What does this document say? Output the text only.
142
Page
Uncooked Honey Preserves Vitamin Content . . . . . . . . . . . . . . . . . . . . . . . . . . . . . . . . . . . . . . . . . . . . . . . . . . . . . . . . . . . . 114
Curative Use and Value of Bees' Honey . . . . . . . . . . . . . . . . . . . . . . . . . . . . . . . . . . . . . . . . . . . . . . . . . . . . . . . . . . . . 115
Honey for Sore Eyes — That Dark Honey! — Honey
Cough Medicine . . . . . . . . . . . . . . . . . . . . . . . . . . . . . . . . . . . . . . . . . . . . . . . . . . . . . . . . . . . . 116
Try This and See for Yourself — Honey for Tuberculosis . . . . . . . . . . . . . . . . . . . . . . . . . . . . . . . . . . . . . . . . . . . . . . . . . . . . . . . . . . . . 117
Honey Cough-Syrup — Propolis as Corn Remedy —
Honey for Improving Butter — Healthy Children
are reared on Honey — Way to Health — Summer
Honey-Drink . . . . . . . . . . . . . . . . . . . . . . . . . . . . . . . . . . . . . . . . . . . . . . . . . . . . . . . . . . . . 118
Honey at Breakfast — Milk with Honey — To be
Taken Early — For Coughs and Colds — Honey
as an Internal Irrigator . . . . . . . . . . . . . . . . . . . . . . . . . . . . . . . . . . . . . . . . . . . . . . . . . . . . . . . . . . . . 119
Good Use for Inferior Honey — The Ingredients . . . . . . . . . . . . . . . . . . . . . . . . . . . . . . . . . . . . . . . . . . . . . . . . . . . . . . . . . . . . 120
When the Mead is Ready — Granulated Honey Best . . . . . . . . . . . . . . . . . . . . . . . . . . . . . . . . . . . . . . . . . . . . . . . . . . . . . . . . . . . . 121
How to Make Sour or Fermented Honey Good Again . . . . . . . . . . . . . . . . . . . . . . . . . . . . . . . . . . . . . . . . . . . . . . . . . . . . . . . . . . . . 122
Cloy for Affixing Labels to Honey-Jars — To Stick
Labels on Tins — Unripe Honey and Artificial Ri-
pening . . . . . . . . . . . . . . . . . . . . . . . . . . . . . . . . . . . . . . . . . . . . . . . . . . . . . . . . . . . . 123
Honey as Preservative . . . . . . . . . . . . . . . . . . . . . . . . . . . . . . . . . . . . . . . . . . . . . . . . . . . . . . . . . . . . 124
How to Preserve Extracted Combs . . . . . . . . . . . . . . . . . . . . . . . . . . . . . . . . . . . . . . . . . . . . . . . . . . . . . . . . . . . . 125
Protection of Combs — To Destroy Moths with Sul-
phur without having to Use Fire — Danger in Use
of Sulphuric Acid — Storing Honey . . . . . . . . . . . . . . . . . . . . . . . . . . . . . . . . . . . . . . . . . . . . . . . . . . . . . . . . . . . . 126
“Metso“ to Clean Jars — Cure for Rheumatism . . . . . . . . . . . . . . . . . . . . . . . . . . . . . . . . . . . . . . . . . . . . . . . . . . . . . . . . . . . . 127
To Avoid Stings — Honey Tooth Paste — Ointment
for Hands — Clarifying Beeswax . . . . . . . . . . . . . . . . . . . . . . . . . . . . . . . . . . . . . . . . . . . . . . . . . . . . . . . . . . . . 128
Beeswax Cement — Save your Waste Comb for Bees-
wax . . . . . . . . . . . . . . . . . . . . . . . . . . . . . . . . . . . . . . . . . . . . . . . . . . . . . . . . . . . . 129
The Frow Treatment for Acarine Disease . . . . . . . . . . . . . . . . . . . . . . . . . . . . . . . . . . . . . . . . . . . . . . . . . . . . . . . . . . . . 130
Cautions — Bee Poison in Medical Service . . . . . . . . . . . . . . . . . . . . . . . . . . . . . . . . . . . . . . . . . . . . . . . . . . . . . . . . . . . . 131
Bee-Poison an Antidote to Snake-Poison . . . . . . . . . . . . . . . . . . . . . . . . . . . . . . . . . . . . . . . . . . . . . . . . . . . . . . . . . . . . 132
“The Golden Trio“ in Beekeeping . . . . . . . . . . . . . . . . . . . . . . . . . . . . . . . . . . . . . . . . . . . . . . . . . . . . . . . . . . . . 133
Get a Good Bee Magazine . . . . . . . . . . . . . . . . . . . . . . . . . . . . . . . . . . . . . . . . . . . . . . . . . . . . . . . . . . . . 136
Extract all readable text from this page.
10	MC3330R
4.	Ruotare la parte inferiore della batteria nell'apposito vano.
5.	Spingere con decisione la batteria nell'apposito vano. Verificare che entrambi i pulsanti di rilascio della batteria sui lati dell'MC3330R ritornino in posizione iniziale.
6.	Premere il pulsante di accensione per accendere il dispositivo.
#####
- **WHAT THE TASK REQUIRES**:
Go through the listing above and restate it word for word.

- **WRITTEN RESPONSE**:
What does this document say? Output the text only.
142
Page
Uncooked Honey Preserves Vitamin Content . . . . . . . . . . . . . . . . . . . . . . . . . . . . . . . . . . . . . . . . . . . . . . . . . . . . . . . . . . . . 114
Curative Use and Value of Bees' Honey . . . . . . . . . . . . . . . . . . . . . . . . . . . . . . . . . . . . . . . . . . . . . . . . . . . . . . . . . . . . 115
Honey for Sore Eyes — That Dark Honey! — Honey
Cough Medicine . . . . . . . . . . . . . . . . . . . . . . . . . . . . . . . . . . . . . . . . . . . . . . . . . . . . . . . . . . . . 116
Try This and See for Yourself — Honey for Tuberculosis . . . . . . . . . . . . . . . . . . . . . . . . . . . . . . . . . . . . . . . . . . . . . . . . . . . . . . . . . . . . 117
Honey Cough-Syrup — Propolis as Corn Remedy —
Honey for Improving Butter — Healthy Children
are reared on Honey — Way to Health — Summer
Honey-Drink . . . . . . . . . . . . . . . . . . . . . . . . . . . . . . . . . . . . . . . . . . . . . . . . . . . . . . . . . . . . 118
Honey at Breakfast — Milk with Honey — To be
Taken Early — For Coughs and Colds — Honey
as an Internal Irrigator . . . . . . . . . . . . . . . . . . . . . . . . . . . . . . . . . . . . . . . . . . . . . . . . . . . . . . . . . . . . 119
Good Use for Inferior Honey — The Ingredients . . . . . . . . . . . . . . . . . . . . . . . . . . . . . . . . . . . . . . . . . . . . . . . . . . . . . . . . . . . . 120
When the Mead is Ready — Granulated Honey Best . . . . . . . . . . . . . . . . . . . . . . . . . . . . . . . . . . . . . . . . . . . . . . . . . . . . . . . . . . . . 121
How to Make Sour or Fermented Honey Good Again . . . . . . . . . . . . . . . . . . . . . . . . . . . . . . . . . . . . . . . . . . . . . . . . . . . . . . . . . . . . 122
Cloy for Affixing Labels to Honey-Jars — To Stick
Labels on Tins — Unripe Honey and Artificial Ri-
pening . . . . . . . . . . . . . . . . . . . . . . . . . . . . . . . . . . . . . . . . . . . . . . . . . . . . . . . . . . . . 123
Honey as Preservative . . . . . . . . . . . . . . . . . . . . . . . . . . . . . . . . . . . . . . . . . . . . . . . . . . . . . . . . . . . . 124
How to Preserve Extracted Combs . . . . . . . . . . . . . . . . . . . . . . . . . . . . . . . . . . . . . . . . . . . . . . . . . . . . . . . . . . . . 125
Protection of Combs — To Destroy Moths with Sul-
phur without having to Use Fire — Danger in Use
of Sulphuric Acid — Storing Honey . . . . . . . . . . . . . . . . . . . . . . . . . . . . . . . . . . . . . . . . . . . . . . . . . . . . . . . . . . . . 126
“Metso“ to Clean Jars — Cure for Rheumatism . . . . . . . . . . . . . . . . . . . . . . . . . . . . . . . . . . . . . . . . . . . . . . . . . . . . . . . . . . . . 127
To Avoid Stings — Honey Tooth Paste — Ointment
for Hands — Clarifying Beeswax . . . . . . . . . . . . . . . . . . . . . . . . . . . . . . . . . . . . . . . . . . . . . . . . . . . . . . . . . . . . 128
Beeswax Cement — Save your Waste Comb for Bees-
wax . . . . . . . . . . . . . . . . . . . . . . . . . . . . . . . . . . . . . . . . . . . . . . . . . . . . . . . . . . . . 129
The Frow Treatment for Acarine Disease . . . . . . . . . . . . . . . . . . . . . . . . . . . . . . . . . . . . . . . . . . . . . . . . . . . . . . . . . . . . 130
Cautions — Bee Poison in Medical Service . . . . . . . . . . . . . . . . . . . . . . . . . . . . . . . . . . . . . . . . . . . . . . . . . . . . . . . . . . . . 131
Bee-Poison an Antidote to Snake-Poison . . . . . . . . . . . . . . . . . . . . . . . . . . . . . . . . . . . . . . . . . . . . . . . . . . . . . . . . . . . . 132
“The Golden Trio“ in Beekeeping . . . . . . . . . . . . . . . . . . . . . . . . . . . . . . . . . . . . . . . . . . . . . . . . . . . . . . . . . . . . 133
Get a Good Bee Magazine . . . . . . . . . . . . . . . . . . . . . . . . . . . . . . . . . . . . . . . . . . . . . . . . . . . . . . . . . . . . 136
Extract all readable text from this page.
10	MC3330R
4.	Ruotare la parte inferiore della batteria nell'apposito vano.
5.	Spingere con decisione la batteria nell'apposito vano. Verificare che entrambi i pulsanti di rilascio della batteria sui lati dell'MC3330R ritornino in posizione iniziale.
6.	Premere il pulsante di accensione per accendere il dispositivo.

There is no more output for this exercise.